Written request: Find the lines that contain the word "Public" and copy each one.

[START]

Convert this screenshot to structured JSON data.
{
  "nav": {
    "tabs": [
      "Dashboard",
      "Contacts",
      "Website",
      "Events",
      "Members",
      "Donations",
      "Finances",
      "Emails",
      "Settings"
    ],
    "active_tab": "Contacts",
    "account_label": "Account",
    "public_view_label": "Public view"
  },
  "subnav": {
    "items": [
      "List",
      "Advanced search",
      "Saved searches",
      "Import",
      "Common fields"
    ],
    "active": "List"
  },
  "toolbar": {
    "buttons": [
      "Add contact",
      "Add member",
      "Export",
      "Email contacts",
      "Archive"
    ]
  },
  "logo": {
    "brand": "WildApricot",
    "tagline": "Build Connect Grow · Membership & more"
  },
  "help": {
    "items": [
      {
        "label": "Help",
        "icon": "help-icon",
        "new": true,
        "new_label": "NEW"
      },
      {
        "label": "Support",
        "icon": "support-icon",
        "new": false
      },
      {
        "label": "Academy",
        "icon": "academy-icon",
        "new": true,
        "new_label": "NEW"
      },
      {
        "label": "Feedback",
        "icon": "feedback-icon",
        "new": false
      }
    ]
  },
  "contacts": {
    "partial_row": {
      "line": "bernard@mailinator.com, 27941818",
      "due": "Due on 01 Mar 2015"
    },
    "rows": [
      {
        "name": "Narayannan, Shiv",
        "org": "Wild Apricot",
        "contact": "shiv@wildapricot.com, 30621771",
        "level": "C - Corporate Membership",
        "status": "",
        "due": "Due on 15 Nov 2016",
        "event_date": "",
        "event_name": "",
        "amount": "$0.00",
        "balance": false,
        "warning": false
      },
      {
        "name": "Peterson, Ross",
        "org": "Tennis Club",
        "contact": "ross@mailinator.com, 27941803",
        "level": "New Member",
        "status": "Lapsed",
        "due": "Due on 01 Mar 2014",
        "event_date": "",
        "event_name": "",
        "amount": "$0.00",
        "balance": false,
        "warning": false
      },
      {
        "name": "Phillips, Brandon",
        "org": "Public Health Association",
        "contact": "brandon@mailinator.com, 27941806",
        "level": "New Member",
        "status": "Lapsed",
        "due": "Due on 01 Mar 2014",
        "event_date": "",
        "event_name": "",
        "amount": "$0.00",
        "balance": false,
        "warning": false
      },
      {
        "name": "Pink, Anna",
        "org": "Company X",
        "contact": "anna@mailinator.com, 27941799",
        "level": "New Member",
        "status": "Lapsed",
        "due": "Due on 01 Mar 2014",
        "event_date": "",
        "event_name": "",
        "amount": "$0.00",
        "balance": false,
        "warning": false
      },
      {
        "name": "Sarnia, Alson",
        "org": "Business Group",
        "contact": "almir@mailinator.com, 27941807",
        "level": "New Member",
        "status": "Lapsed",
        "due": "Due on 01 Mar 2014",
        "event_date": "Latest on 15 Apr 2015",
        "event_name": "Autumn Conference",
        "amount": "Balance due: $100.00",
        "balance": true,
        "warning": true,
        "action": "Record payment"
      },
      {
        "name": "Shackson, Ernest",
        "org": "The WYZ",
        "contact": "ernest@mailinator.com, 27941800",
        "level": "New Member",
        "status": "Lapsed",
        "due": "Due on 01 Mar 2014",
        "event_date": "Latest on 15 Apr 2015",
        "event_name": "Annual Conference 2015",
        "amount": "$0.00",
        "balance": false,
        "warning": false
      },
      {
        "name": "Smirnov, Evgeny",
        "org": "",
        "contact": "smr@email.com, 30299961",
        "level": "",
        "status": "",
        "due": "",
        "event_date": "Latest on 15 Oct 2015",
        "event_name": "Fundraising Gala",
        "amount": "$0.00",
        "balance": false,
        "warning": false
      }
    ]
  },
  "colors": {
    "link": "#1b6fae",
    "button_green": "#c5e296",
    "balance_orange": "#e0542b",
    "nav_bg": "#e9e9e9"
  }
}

[END]

Result of the task:
    "public_view_label": "Public view"
        "org": "Public Health Association",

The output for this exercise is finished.